Problem requirements: Write the material out again, line by line, exactly as it is.

The input:

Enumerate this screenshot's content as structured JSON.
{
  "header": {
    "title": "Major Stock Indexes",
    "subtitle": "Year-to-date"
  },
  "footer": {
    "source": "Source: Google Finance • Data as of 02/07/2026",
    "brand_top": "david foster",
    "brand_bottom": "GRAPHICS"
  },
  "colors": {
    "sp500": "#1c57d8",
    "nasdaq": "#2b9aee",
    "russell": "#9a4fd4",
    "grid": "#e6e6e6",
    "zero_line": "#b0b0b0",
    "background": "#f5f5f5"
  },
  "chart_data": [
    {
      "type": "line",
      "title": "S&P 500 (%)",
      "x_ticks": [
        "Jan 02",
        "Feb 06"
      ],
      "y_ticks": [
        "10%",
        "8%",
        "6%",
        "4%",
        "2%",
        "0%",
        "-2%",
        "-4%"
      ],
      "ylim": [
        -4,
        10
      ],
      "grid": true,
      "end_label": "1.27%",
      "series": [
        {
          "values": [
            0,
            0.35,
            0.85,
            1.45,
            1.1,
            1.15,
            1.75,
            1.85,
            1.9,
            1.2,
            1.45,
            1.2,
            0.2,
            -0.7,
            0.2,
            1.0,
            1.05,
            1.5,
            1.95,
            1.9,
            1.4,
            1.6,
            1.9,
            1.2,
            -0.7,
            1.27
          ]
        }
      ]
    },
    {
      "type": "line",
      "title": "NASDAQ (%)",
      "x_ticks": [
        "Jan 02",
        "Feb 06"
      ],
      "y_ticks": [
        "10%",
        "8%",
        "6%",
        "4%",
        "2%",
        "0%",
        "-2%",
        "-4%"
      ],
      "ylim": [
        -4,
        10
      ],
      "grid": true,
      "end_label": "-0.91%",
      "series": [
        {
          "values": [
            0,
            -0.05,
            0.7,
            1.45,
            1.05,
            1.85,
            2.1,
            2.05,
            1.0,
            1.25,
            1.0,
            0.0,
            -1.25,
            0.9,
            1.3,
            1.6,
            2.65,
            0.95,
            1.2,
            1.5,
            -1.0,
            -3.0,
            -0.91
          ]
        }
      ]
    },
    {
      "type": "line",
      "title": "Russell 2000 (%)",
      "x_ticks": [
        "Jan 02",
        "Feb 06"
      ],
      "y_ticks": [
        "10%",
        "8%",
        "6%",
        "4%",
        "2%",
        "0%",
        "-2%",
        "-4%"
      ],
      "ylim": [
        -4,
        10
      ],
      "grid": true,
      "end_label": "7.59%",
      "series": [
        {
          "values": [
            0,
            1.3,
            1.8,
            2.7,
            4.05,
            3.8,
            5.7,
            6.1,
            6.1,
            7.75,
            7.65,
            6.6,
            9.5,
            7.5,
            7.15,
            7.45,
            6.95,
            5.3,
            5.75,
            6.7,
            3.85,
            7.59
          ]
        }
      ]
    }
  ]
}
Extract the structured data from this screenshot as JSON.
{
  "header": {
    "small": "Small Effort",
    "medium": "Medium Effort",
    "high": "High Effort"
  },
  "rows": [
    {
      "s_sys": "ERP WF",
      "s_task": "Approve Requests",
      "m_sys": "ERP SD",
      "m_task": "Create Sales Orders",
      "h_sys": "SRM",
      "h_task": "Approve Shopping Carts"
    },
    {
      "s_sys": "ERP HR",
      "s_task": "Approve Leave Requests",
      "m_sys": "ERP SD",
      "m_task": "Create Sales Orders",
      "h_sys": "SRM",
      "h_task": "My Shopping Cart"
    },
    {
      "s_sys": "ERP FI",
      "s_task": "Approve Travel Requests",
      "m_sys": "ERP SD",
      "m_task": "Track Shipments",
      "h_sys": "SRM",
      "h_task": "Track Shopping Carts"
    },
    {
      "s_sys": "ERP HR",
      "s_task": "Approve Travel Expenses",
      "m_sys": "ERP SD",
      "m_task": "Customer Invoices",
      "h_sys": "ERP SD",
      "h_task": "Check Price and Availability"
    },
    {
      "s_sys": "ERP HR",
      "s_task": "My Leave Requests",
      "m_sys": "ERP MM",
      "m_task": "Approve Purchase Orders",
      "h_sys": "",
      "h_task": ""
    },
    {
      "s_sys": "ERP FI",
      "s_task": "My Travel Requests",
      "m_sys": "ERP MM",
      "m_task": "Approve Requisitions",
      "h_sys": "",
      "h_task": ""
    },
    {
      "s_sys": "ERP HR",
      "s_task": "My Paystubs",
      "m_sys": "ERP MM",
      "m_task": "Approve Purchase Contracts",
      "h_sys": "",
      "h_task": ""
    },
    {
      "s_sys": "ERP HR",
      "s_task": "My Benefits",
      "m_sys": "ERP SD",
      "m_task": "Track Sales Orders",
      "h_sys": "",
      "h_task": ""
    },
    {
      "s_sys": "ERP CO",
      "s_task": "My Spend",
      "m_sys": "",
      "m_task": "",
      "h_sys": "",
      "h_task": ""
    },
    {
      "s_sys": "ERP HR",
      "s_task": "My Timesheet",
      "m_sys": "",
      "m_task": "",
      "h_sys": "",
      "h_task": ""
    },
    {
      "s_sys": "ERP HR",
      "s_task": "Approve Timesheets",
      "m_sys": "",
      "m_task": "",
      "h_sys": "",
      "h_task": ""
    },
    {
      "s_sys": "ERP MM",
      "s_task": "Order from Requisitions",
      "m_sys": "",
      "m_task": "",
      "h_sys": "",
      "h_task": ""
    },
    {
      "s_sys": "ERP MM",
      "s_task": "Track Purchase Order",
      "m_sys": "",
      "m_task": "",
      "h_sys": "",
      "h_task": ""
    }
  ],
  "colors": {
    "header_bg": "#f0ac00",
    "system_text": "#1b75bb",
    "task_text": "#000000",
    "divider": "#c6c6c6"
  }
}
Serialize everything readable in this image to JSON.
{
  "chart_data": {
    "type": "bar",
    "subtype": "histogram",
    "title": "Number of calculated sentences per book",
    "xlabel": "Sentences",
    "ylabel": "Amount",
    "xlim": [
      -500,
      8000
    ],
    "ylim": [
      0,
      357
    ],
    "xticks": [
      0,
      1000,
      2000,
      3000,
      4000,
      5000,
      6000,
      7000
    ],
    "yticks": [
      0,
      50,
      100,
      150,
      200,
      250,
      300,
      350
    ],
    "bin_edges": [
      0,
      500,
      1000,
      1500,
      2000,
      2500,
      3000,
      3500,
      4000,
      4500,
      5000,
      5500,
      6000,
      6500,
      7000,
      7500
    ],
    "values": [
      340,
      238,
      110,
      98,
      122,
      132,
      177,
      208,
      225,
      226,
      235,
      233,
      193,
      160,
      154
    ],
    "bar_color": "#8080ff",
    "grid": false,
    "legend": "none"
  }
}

Answer to the exercise:
Enumerate this screenshot's content as structured JSON.
{
  "header": {
    "title": "Major Stock Indexes",
    "subtitle": "Year-to-date"
  },
  "footer": {
    "source": "Source: Google Finance • Data as of 02/07/2026",
    "brand_top": "david foster",
    "brand_bottom": "GRAPHICS"
  },
  "colors": {
    "sp500": "#1c57d8",
    "nasdaq": "#2b9aee",
    "russell": "#9a4fd4",
    "grid": "#e6e6e6",
    "zero_line": "#b0b0b0",
    "background": "#f5f5f5"
  },
  "chart_data": [
    {
      "type": "line",
      "title": "S&P 500 (%)",
      "x_ticks": [
        "Jan 02",
        "Feb 06"
      ],
      "y_ticks": [
        "10%",
        "8%",
        "6%",
        "4%",
        "2%",
        "0%",
        "-2%",
        "-4%"
      ],
      "ylim": [
        -4,
        10
      ],
      "grid": true,
      "end_label": "1.27%",
      "series": [
        {
          "values": [
            0,
            0.35,
            0.85,
            1.45,
            1.1,
            1.15,
            1.75,
            1.85,
            1.9,
            1.2,
            1.45,
            1.2,
            0.2,
            -0.7,
            0.2,
            1.0,
            1.05,
            1.5,
            1.95,
            1.9,
            1.4,
            1.6,
            1.9,
            1.2,
            -0.7,
            1.27
          ]
        }
      ]
    },
    {
      "type": "line",
      "title": "NASDAQ (%)",
      "x_ticks": [
        "Jan 02",
        "Feb 06"
      ],
      "y_ticks": [
        "10%",
        "8%",
        "6%",
        "4%",
        "2%",
        "0%",
        "-2%",
        "-4%"
      ],
      "ylim": [
        -4,
        10
      ],
      "grid": true,
      "end_label": "-0.91%",
      "series": [
        {
          "values": [
            0,
            -0.05,
            0.7,
            1.45,
            1.05,
            1.85,
            2.1,
            2.05,
            1.0,
            1.25,
            1.0,
            0.0,
            -1.25,
            0.9,
            1.3,
            1.6,
            2.65,
            0.95,
            1.2,
            1.5,
            -1.0,
            -3.0,
            -0.91
          ]
        }
      ]
    },
    {
      "type": "line",
      "title": "Russell 2000 (%)",
      "x_ticks": [
        "Jan 02",
        "Feb 06"
      ],
      "y_ticks": [
        "10%",
        "8%",
        "6%",
        "4%",
        "2%",
        "0%",
        "-2%",
        "-4%"
      ],
      "ylim": [
        -4,
        10
      ],
      "grid": true,
      "end_label": "7.59%",
      "series": [
        {
          "values": [
            0,
            1.3,
            1.8,
            2.7,
            4.05,
            3.8,
            5.7,
            6.1,
            6.1,
            7.75,
            7.65,
            6.6,
            9.5,
            7.5,
            7.15,
            7.45,
            6.95,
            5.3,
            5.75,
            6.7,
            3.85,
            7.59
          ]
        }
      ]
    }
  ]
}
Extract the structured data from this screenshot as JSON.
{
  "header": {
    "small": "Small Effort",
    "medium": "Medium Effort",
    "high": "High Effort"
  },
  "rows": [
    {
      "s_sys": "ERP WF",
      "s_task": "Approve Requests",
      "m_sys": "ERP SD",
      "m_task": "Create Sales Orders",
      "h_sys": "SRM",
      "h_task": "Approve Shopping Carts"
    },
    {
      "s_sys": "ERP HR",
      "s_task": "Approve Leave Requests",
      "m_sys": "ERP SD",
      "m_task": "Create Sales Orders",
      "h_sys": "SRM",
      "h_task": "My Shopping Cart"
    },
    {
      "s_sys": "ERP FI",
      "s_task": "Approve Travel Requests",
      "m_sys": "ERP SD",
      "m_task": "Track Shipments",
      "h_sys": "SRM",
      "h_task": "Track Shopping Carts"
    },
    {
      "s_sys": "ERP HR",
      "s_task": "Approve Travel Expenses",
      "m_sys": "ERP SD",
      "m_task": "Customer Invoices",
      "h_sys": "ERP SD",
      "h_task": "Check Price and Availability"
    },
    {
      "s_sys": "ERP HR",
      "s_task": "My Leave Requests",
      "m_sys": "ERP MM",
      "m_task": "Approve Purchase Orders",
      "h_sys": "",
      "h_task": ""
    },
    {
      "s_sys": "ERP FI",
      "s_task": "My Travel Requests",
      "m_sys": "ERP MM",
      "m_task": "Approve Requisitions",
      "h_sys": "",
      "h_task": ""
    },
    {
      "s_sys": "ERP HR",
      "s_task": "My Paystubs",
      "m_sys": "ERP MM",
      "m_task": "Approve Purchase Contracts",
      "h_sys": "",
      "h_task": ""
    },
    {
      "s_sys": "ERP HR",
      "s_task": "My Benefits",
      "m_sys": "ERP SD",
      "m_task": "Track Sales Orders",
      "h_sys": "",
      "h_task": ""
    },
    {
      "s_sys": "ERP CO",
      "s_task": "My Spend",
      "m_sys": "",
      "m_task": "",
      "h_sys": "",
      "h_task": ""
    },
    {
      "s_sys": "ERP HR",
      "s_task": "My Timesheet",
      "m_sys": "",
      "m_task": "",
      "h_sys": "",
      "h_task": ""
    },
    {
      "s_sys": "ERP HR",
      "s_task": "Approve Timesheets",
      "m_sys": "",
      "m_task": "",
      "h_sys": "",
      "h_task": ""
    },
    {
      "s_sys": "ERP MM",
      "s_task": "Order from Requisitions",
      "m_sys": "",
      "m_task": "",
      "h_sys": "",
      "h_task": ""
    },
    {
      "s_sys": "ERP MM",
      "s_task": "Track Purchase Order",
      "m_sys": "",
      "m_task": "",
      "h_sys": "",
      "h_task": ""
    }
  ],
  "colors": {
    "header_bg": "#f0ac00",
    "system_text": "#1b75bb",
    "task_text": "#000000",
    "divider": "#c6c6c6"
  }
}
Serialize everything readable in this image to JSON.
{
  "chart_data": {
    "type": "bar",
    "subtype": "histogram",
    "title": "Number of calculated sentences per book",
    "xlabel": "Sentences",
    "ylabel": "Amount",
    "xlim": [
      -500,
      8000
    ],
    "ylim": [
      0,
      357
    ],
    "xticks": [
      0,
      1000,
      2000,
      3000,
      4000,
      5000,
      6000,
      7000
    ],
    "yticks": [
      0,
      50,
      100,
      150,
      200,
      250,
      300,
      350
    ],
    "bin_edges": [
      0,
      500,
      1000,
      1500,
      2000,
      2500,
      3000,
      3500,
      4000,
      4500,
      5000,
      5500,
      6000,
      6500,
      7000,
      7500
    ],
    "values": [
      340,
      238,
      110,
      98,
      122,
      132,
      177,
      208,
      225,
      226,
      235,
      233,
      193,
      160,
      154
    ],
    "bar_color": "#8080ff",
    "grid": false,
    "legend": "none"
  }
}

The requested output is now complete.